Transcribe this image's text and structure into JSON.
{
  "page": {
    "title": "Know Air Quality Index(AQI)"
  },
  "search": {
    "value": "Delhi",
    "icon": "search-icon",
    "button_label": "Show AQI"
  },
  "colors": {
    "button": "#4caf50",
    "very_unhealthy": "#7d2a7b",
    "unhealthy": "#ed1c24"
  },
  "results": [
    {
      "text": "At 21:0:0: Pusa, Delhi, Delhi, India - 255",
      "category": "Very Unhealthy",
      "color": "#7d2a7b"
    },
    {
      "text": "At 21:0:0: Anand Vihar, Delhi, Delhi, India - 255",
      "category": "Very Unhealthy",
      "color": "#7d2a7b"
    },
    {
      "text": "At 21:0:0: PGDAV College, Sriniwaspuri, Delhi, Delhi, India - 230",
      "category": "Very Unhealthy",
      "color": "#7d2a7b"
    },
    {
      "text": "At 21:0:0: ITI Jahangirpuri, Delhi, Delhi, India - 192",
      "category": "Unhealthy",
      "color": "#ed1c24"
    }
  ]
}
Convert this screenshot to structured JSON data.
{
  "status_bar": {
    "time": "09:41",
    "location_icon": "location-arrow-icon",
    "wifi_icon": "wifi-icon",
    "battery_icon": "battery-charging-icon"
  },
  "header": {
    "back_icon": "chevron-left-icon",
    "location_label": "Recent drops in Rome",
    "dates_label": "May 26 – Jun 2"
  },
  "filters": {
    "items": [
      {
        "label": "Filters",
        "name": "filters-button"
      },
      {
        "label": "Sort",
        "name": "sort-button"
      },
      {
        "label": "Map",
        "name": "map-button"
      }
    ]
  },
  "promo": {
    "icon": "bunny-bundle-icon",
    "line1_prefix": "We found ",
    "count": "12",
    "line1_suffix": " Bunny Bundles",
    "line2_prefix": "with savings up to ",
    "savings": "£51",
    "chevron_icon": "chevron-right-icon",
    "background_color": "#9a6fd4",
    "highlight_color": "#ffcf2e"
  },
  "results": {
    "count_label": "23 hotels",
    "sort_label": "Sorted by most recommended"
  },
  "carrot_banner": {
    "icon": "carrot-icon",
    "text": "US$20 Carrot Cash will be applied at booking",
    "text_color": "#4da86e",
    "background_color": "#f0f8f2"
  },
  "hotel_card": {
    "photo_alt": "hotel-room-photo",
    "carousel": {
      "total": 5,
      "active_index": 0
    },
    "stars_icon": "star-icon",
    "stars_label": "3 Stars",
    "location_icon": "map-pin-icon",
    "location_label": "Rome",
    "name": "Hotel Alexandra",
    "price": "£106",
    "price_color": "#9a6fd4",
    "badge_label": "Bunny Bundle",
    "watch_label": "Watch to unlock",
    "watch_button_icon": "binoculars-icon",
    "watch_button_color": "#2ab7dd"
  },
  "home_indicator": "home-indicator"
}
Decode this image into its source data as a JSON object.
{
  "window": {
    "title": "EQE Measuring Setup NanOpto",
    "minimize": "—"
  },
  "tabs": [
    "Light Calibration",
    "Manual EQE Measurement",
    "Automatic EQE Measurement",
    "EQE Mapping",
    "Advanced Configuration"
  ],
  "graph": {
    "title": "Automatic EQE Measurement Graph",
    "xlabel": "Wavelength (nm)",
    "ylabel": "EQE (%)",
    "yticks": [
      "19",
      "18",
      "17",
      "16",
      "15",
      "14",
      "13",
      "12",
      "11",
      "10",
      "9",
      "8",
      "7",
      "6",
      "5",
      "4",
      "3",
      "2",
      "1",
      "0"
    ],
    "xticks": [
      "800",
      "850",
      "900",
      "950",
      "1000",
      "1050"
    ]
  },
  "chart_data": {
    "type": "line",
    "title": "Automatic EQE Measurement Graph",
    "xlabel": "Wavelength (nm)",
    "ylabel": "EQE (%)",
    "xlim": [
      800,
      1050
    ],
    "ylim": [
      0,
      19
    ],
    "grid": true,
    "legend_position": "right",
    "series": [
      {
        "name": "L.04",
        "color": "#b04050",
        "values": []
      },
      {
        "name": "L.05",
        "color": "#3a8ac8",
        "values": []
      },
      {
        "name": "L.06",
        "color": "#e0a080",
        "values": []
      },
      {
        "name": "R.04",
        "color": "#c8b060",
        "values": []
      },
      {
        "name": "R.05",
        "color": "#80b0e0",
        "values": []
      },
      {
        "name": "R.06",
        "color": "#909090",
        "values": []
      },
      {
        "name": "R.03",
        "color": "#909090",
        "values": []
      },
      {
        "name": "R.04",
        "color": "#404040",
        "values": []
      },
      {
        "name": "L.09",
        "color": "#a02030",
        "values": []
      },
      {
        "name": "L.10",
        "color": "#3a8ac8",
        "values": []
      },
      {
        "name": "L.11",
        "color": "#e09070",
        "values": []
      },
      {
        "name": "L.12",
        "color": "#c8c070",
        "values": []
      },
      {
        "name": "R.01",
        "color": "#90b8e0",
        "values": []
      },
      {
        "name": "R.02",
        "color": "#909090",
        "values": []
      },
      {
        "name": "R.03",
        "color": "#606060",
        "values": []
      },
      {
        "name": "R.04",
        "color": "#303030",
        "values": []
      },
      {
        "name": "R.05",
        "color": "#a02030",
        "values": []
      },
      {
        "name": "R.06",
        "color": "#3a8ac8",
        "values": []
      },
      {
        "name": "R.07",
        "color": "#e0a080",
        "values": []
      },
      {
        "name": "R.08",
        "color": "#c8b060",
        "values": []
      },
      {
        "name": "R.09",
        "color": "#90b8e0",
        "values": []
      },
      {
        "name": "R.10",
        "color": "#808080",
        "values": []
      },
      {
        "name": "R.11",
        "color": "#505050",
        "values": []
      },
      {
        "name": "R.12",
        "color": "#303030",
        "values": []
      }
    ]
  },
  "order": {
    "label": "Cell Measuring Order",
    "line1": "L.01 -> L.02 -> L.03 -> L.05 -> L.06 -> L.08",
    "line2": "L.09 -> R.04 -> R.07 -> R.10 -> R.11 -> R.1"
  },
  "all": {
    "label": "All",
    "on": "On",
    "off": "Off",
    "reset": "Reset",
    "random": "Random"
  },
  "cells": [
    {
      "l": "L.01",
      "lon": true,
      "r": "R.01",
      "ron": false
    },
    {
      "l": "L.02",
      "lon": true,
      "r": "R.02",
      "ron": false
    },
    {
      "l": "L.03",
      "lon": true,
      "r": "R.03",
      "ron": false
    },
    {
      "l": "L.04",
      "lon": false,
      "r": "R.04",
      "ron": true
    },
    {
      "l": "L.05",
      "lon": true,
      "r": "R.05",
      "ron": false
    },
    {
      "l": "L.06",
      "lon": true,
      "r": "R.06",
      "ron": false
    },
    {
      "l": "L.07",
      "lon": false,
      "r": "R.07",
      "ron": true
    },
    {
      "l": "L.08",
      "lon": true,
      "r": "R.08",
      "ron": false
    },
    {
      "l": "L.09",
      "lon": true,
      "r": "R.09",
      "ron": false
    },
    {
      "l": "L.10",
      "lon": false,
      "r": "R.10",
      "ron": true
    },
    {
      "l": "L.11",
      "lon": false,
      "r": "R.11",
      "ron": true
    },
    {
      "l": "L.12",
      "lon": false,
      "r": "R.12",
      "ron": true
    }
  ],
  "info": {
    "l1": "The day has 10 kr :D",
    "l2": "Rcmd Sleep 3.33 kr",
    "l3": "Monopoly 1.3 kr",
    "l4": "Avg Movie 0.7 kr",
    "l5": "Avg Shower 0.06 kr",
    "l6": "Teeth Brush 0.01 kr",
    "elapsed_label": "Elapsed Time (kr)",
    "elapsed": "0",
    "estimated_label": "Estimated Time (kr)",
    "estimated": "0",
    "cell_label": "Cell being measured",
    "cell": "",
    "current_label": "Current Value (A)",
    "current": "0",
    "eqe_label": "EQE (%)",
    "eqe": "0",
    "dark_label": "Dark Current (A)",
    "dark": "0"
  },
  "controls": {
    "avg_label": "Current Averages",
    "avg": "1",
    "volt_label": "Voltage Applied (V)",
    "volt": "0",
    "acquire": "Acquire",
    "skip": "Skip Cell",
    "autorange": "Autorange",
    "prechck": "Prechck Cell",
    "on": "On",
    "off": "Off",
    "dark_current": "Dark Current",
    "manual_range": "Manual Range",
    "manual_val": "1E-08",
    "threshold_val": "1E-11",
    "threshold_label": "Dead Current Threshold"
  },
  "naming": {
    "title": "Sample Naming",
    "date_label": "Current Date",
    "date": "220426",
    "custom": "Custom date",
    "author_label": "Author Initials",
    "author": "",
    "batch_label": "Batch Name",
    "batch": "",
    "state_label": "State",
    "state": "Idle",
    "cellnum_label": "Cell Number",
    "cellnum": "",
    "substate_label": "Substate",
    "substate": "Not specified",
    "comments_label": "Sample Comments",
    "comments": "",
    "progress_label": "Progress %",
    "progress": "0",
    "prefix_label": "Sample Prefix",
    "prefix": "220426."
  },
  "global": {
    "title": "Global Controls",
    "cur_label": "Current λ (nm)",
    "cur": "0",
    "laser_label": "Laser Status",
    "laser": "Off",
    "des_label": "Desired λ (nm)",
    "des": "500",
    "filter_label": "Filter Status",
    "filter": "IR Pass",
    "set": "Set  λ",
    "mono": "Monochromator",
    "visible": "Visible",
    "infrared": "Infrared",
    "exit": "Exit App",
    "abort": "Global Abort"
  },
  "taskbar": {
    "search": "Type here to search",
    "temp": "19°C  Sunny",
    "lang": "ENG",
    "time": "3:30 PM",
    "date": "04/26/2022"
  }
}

====================

* [Directive]: In the records above, locate each line with the word "right". Copy all such lines.

* [Written response]:
    "chevron_icon": "chevron-right-icon",
    "legend_position": "right",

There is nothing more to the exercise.